▸ Job
Below are records to repeat exactly. Omit the pictures from the copy.
* Begin *
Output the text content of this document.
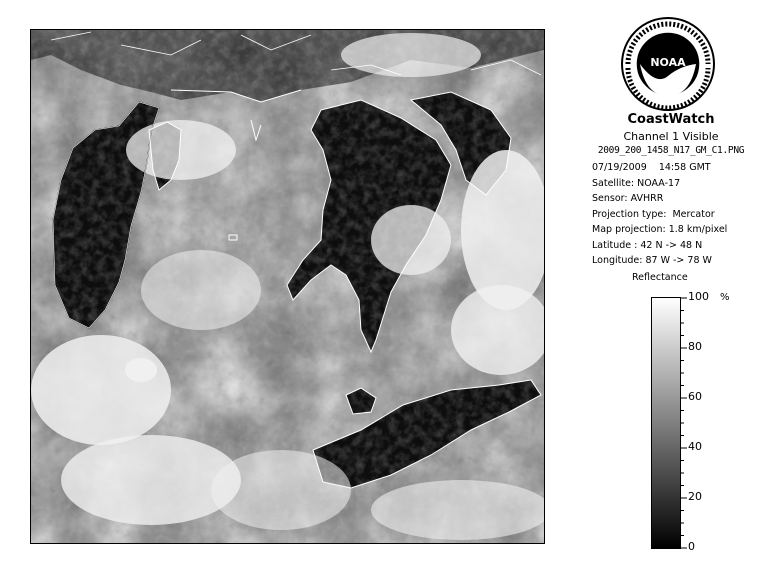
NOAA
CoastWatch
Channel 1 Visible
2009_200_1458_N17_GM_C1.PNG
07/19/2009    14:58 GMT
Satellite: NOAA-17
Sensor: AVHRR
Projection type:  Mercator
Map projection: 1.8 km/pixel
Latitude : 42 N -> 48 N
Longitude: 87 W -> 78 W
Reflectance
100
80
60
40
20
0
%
* End *
▸ Task response
Output the text content of this document.
NOAA
CoastWatch
Channel 1 Visible
2009_200_1458_N17_GM_C1.PNG
07/19/2009    14:58 GMT
Satellite: NOAA-17
Sensor: AVHRR
Projection type:  Mercator
Map projection: 1.8 km/pixel
Latitude : 42 N -> 48 N
Longitude: 87 W -> 78 W
Reflectance
100
80
60
40
20
0
%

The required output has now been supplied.